-- Begin --
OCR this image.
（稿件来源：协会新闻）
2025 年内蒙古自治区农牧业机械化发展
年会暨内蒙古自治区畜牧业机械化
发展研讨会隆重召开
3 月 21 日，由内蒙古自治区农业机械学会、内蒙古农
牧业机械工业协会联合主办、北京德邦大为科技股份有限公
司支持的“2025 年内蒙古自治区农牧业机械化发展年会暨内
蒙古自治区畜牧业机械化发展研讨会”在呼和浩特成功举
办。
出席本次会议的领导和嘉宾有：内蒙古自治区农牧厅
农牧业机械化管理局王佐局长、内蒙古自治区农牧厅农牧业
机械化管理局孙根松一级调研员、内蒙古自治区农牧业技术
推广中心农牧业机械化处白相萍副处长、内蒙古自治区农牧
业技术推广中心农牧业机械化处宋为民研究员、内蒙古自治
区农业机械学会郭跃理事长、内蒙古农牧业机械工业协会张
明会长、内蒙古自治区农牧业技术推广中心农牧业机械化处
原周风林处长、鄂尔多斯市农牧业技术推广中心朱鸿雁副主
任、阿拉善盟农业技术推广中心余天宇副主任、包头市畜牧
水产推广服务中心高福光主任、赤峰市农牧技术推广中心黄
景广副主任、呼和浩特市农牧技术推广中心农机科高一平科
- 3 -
-- End --
## What is expected:
Write the material out exactly, with nothing left out.

## Written response:
OCR this image.
（稿件来源：协会新闻）
2025 年内蒙古自治区农牧业机械化发展
年会暨内蒙古自治区畜牧业机械化
发展研讨会隆重召开
3 月 21 日，由内蒙古自治区农业机械学会、内蒙古农
牧业机械工业协会联合主办、北京德邦大为科技股份有限公
司支持的“2025 年内蒙古自治区农牧业机械化发展年会暨内
蒙古自治区畜牧业机械化发展研讨会”在呼和浩特成功举
办。
出席本次会议的领导和嘉宾有：内蒙古自治区农牧厅
农牧业机械化管理局王佐局长、内蒙古自治区农牧厅农牧业
机械化管理局孙根松一级调研员、内蒙古自治区农牧业技术
推广中心农牧业机械化处白相萍副处长、内蒙古自治区农牧
业技术推广中心农牧业机械化处宋为民研究员、内蒙古自治
区农业机械学会郭跃理事长、内蒙古农牧业机械工业协会张
明会长、内蒙古自治区农牧业技术推广中心农牧业机械化处
原周风林处长、鄂尔多斯市农牧业技术推广中心朱鸿雁副主
任、阿拉善盟农业技术推广中心余天宇副主任、包头市畜牧
水产推广服务中心高福光主任、赤峰市农牧技术推广中心黄
景广副主任、呼和浩特市农牧技术推广中心农机科高一平科
- 3 -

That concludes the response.